:: Problem description ::
Can you reproduce the data from its start through the line containing "text-line: 8处理并向车间主任或书记汇报，若是环保设施出了故障应 [227,1248,1036,1283]", renaming "应急救援组织机构" to "应急救援指挥机构" and keeping everything else unchanged?

(Region boundary data)
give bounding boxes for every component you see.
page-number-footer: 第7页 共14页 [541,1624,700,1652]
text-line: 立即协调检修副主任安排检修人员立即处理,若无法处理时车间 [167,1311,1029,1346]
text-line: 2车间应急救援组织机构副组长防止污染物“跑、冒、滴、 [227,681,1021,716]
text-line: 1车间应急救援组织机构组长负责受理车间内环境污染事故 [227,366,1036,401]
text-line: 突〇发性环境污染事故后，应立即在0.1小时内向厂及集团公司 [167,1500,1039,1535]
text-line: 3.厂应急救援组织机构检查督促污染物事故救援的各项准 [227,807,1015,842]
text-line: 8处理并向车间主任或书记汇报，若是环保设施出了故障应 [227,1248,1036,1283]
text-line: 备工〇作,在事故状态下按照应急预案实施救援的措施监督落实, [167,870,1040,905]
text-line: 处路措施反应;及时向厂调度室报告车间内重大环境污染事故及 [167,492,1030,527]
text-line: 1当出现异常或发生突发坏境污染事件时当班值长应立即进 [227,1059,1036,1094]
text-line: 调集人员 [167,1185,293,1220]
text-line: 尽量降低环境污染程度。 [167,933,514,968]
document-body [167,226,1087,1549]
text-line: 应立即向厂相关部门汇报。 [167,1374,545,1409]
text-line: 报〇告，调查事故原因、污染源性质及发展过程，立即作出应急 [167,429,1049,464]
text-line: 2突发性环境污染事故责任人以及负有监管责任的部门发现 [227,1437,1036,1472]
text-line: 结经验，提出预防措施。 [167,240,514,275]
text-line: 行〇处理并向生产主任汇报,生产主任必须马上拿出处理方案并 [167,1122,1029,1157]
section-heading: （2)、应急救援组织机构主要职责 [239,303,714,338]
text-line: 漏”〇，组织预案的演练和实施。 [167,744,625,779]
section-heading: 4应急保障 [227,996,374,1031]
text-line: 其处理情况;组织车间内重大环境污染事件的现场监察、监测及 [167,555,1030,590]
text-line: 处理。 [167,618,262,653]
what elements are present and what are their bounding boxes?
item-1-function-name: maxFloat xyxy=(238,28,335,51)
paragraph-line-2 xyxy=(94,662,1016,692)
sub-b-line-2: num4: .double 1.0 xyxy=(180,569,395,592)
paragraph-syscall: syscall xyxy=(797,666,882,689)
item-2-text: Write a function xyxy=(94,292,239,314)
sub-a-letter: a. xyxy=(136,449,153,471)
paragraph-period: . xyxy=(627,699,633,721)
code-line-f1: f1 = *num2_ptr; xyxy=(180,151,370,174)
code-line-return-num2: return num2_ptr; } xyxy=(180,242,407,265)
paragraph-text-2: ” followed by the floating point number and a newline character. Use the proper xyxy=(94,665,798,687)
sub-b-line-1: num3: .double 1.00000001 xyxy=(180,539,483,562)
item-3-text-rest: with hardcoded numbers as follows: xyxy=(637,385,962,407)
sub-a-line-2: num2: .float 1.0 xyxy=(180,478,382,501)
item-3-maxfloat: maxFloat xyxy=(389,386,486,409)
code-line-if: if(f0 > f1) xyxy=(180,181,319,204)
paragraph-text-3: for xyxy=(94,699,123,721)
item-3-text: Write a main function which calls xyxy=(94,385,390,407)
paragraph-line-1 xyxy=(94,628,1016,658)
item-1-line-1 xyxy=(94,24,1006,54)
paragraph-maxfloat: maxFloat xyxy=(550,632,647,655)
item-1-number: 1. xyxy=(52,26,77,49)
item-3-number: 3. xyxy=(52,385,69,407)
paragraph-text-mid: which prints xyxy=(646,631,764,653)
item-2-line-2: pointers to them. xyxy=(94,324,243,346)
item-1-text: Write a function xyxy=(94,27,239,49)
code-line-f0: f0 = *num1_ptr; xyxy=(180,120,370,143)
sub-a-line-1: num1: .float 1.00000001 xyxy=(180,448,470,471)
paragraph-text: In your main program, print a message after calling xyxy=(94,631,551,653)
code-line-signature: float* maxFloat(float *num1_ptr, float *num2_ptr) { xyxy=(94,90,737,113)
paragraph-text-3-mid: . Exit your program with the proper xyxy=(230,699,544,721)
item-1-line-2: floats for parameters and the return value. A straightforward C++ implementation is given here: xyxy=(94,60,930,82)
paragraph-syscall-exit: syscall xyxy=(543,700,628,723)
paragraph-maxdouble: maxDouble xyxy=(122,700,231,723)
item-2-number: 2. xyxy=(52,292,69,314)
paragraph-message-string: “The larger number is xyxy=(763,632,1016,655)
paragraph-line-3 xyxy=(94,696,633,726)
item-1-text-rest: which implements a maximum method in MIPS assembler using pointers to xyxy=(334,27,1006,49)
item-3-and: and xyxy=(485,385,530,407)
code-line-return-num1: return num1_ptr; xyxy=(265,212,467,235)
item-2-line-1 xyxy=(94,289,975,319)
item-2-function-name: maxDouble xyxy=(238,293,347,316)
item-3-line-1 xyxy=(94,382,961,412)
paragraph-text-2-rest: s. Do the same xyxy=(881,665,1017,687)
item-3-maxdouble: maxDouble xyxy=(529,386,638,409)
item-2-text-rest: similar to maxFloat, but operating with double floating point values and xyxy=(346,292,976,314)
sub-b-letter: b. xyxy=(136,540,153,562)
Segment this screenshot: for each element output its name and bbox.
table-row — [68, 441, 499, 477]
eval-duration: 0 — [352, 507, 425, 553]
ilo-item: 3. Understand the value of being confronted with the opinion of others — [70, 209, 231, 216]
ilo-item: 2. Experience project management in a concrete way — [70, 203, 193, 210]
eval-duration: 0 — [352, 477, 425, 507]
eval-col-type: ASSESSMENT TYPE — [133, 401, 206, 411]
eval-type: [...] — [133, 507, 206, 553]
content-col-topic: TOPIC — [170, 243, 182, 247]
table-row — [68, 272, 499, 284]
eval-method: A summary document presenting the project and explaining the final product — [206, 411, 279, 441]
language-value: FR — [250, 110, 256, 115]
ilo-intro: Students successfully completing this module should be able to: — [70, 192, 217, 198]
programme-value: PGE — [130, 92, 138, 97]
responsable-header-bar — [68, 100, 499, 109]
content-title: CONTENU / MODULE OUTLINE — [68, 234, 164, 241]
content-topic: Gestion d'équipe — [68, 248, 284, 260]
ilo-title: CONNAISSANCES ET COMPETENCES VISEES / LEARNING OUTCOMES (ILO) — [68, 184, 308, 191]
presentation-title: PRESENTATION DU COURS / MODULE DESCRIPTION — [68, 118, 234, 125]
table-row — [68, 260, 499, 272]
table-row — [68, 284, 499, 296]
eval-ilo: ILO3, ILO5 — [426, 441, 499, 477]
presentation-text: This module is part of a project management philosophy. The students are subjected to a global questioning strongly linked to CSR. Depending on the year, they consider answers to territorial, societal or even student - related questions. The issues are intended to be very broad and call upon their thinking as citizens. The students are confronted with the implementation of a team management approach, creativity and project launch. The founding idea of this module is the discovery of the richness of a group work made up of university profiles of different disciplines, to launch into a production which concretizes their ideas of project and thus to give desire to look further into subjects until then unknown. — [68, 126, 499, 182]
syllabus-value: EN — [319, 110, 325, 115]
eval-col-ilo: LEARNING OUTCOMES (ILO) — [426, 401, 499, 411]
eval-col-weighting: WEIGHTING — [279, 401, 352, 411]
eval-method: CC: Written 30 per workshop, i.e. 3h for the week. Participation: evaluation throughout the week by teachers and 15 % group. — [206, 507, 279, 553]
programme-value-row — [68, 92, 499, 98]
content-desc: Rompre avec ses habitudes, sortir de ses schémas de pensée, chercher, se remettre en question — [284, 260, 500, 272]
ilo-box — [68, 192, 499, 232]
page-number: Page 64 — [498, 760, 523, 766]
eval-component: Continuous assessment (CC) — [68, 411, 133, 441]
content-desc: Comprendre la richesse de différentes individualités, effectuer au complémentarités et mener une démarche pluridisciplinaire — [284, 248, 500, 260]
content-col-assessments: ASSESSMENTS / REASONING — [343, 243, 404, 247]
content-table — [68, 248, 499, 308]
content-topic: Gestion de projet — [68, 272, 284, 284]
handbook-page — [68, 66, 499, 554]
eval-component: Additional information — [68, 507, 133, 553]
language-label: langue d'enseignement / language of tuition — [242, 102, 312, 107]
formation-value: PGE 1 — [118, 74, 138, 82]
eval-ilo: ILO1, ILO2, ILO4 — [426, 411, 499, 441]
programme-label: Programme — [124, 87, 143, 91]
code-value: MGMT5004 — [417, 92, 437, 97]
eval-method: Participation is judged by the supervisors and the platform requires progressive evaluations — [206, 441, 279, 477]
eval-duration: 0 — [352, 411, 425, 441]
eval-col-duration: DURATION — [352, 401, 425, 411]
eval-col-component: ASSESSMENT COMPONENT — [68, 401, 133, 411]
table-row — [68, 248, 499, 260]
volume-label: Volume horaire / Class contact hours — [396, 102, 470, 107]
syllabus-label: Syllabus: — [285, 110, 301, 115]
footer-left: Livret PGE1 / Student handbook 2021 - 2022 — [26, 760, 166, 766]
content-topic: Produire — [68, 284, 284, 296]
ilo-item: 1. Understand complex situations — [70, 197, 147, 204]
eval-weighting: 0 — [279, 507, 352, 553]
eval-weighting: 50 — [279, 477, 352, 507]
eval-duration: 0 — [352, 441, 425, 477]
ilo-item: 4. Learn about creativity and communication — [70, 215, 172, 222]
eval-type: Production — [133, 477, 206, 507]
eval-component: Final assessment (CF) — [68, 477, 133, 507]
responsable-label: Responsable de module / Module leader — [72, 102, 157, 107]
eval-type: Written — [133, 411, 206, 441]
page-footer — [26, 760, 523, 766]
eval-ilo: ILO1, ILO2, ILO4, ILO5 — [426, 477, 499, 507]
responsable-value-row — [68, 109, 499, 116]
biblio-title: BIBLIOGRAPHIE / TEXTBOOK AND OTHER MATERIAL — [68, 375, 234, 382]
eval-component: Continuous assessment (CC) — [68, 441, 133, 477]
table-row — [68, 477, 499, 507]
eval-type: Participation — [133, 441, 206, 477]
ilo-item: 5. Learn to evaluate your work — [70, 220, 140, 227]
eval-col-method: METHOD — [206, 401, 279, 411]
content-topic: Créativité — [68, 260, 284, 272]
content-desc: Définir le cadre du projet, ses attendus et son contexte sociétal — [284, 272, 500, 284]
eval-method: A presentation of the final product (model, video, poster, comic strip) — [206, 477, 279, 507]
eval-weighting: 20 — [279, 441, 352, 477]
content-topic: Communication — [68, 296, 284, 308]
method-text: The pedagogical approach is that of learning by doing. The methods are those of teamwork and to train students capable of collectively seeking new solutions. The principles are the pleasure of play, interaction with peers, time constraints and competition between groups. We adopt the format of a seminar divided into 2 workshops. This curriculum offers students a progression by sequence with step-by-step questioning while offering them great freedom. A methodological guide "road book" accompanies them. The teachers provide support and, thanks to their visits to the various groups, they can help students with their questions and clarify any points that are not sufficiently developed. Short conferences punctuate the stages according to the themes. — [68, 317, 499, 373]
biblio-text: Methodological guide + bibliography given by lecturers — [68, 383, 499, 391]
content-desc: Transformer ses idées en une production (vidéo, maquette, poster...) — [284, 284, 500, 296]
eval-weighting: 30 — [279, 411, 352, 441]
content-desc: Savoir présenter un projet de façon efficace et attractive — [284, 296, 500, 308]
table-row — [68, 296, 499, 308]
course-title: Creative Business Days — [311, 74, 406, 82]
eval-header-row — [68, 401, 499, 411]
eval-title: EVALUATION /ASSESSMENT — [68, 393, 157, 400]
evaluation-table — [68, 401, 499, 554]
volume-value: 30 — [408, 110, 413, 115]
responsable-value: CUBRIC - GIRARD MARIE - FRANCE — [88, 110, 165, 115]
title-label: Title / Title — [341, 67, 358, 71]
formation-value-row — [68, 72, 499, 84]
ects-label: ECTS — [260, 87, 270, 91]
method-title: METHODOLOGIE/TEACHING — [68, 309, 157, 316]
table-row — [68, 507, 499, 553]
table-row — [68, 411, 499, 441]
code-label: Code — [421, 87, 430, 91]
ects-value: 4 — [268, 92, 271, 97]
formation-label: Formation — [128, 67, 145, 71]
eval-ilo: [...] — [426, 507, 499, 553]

:: Result for this exercise ::
give bounding boxes for every component you see.
page-number-footer: 第7页 共14页 [541,1624,700,1652]
text-line: 立即协调检修副主任安排检修人员立即处理,若无法处理时车间 [167,1311,1029,1346]
text-line: 2车间应急救援指挥机构副组长防止污染物“跑、冒、滴、 [227,681,1021,716]
text-line: 1车间应急救援指挥机构组长负责受理车间内环境污染事故 [227,366,1036,401]
text-line: 突〇发性环境污染事故后，应立即在0.1小时内向厂及集团公司 [167,1500,1039,1535]
text-line: 3.厂应急救援指挥机构检查督促污染物事故救援的各项准 [227,807,1015,842]
text-line: 8处理并向车间主任或书记汇报，若是环保设施出了故障应 [227,1248,1036,1283]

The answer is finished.